> **DESCRIPTION OF THE TASK**
Copy every line of the data that includes the string "Blog".

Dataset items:
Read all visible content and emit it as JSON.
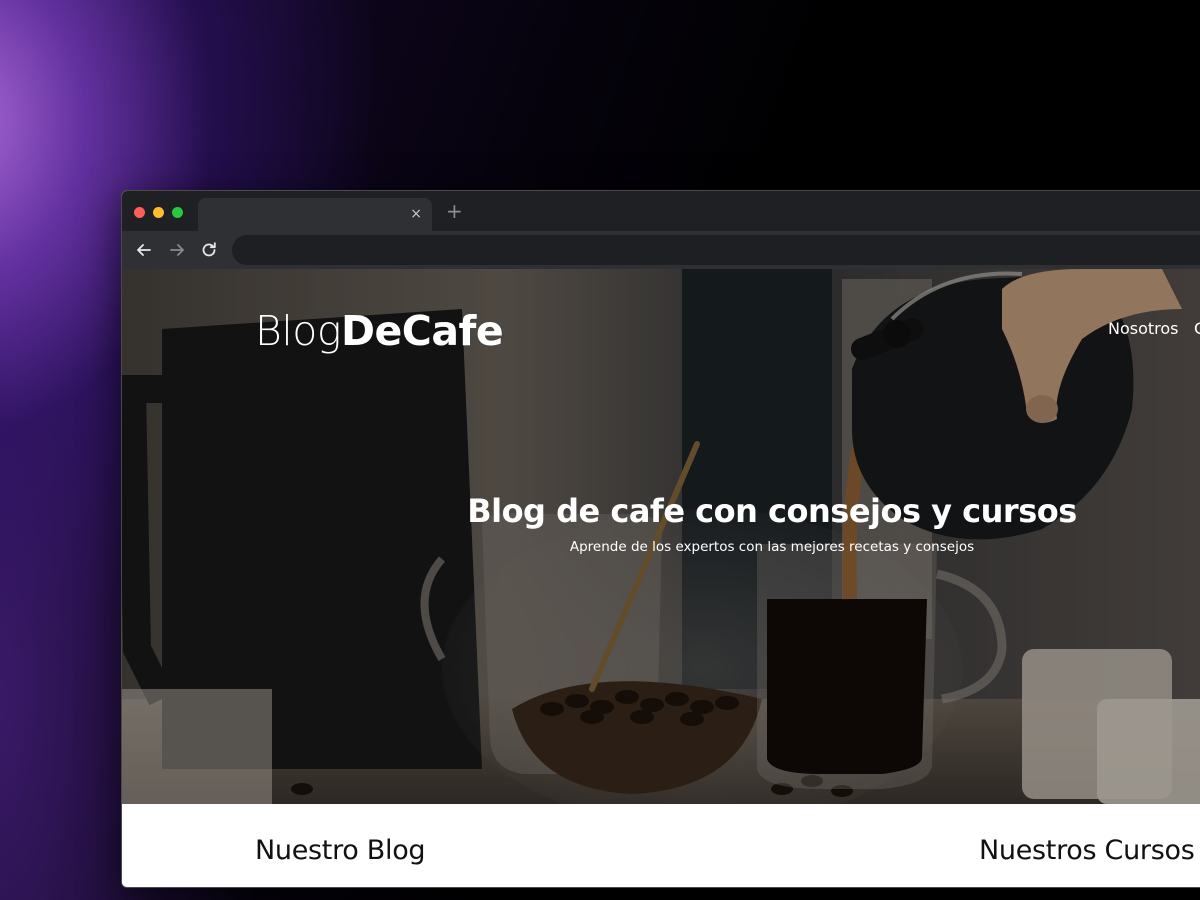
{
  "browser": {
    "tab": {
      "title": "",
      "close_label": "×"
    },
    "new_tab_label": "+",
    "address": {
      "value": "",
      "placeholder": ""
    }
  },
  "site": {
    "logo": {
      "part_light": "Blog",
      "part_bold": "DeCafe"
    },
    "nav": [
      {
        "label": "Nosotros"
      },
      {
        "label": "C"
      }
    ],
    "hero": {
      "title": "Blog de cafe con consejos y cursos",
      "subtitle": "Aprende de los expertos con las mejores recetas y consejos"
    },
    "sections": [
      {
        "heading": "Nuestro Blog"
      },
      {
        "heading": "Nuestros Cursos y"
      }
    ]
  },
  "colors": {
    "chrome_dark": "#1f2023",
    "chrome_toolbar": "#2f3034",
    "close_red": "#ff5f57",
    "minimize_yellow": "#febc2e",
    "maximize_green": "#28c840"
  }
}
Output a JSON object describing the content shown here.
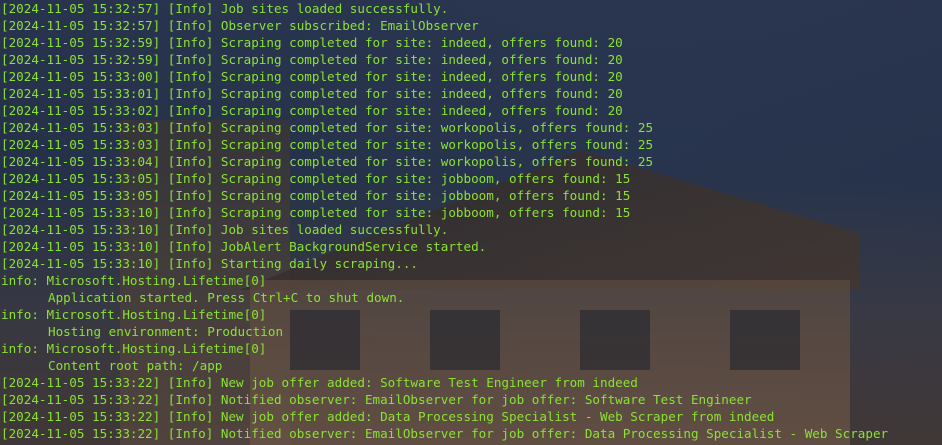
{
  "terminal": {
    "text_color": "#8ae234",
    "lines": [
      {
        "text": "[2024-11-05 15:32:57] [Info] Job sites loaded successfully."
      },
      {
        "text": "[2024-11-05 15:32:57] [Info] Observer subscribed: EmailObserver"
      },
      {
        "text": "[2024-11-05 15:32:59] [Info] Scraping completed for site: indeed, offers found: 20"
      },
      {
        "text": "[2024-11-05 15:32:59] [Info] Scraping completed for site: indeed, offers found: 20"
      },
      {
        "text": "[2024-11-05 15:33:00] [Info] Scraping completed for site: indeed, offers found: 20"
      },
      {
        "text": "[2024-11-05 15:33:01] [Info] Scraping completed for site: indeed, offers found: 20"
      },
      {
        "text": "[2024-11-05 15:33:02] [Info] Scraping completed for site: indeed, offers found: 20"
      },
      {
        "text": "[2024-11-05 15:33:03] [Info] Scraping completed for site: workopolis, offers found: 25"
      },
      {
        "text": "[2024-11-05 15:33:03] [Info] Scraping completed for site: workopolis, offers found: 25"
      },
      {
        "text": "[2024-11-05 15:33:04] [Info] Scraping completed for site: workopolis, offers found: 25"
      },
      {
        "text": "[2024-11-05 15:33:05] [Info] Scraping completed for site: jobboom, offers found: 15"
      },
      {
        "text": "[2024-11-05 15:33:05] [Info] Scraping completed for site: jobboom, offers found: 15"
      },
      {
        "text": "[2024-11-05 15:33:10] [Info] Scraping completed for site: jobboom, offers found: 15"
      },
      {
        "text": "[2024-11-05 15:33:10] [Info] Job sites loaded successfully."
      },
      {
        "text": "[2024-11-05 15:33:10] [Info] JobAlert BackgroundService started."
      },
      {
        "text": "[2024-11-05 15:33:10] [Info] Starting daily scraping..."
      },
      {
        "text": "info: Microsoft.Hosting.Lifetime[0]"
      },
      {
        "text": "Application started. Press Ctrl+C to shut down.",
        "indent": true
      },
      {
        "text": "info: Microsoft.Hosting.Lifetime[0]"
      },
      {
        "text": "Hosting environment: Production",
        "indent": true
      },
      {
        "text": "info: Microsoft.Hosting.Lifetime[0]"
      },
      {
        "text": "Content root path: /app",
        "indent": true
      },
      {
        "text": "[2024-11-05 15:33:22] [Info] New job offer added: Software Test Engineer from indeed"
      },
      {
        "text": "[2024-11-05 15:33:22] [Info] Notified observer: EmailObserver for job offer: Software Test Engineer"
      },
      {
        "text": "[2024-11-05 15:33:22] [Info] New job offer added: Data Processing Specialist - Web Scraper from indeed"
      },
      {
        "text": "[2024-11-05 15:33:22] [Info] Notified observer: EmailObserver for job offer: Data Processing Specialist - Web Scraper"
      }
    ]
  }
}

> **CORRECT ANSWER**
      "part_light": "Blog",
      "title": "Blog de cafe con consejos y cursos",
        "heading": "Nuestro Blog"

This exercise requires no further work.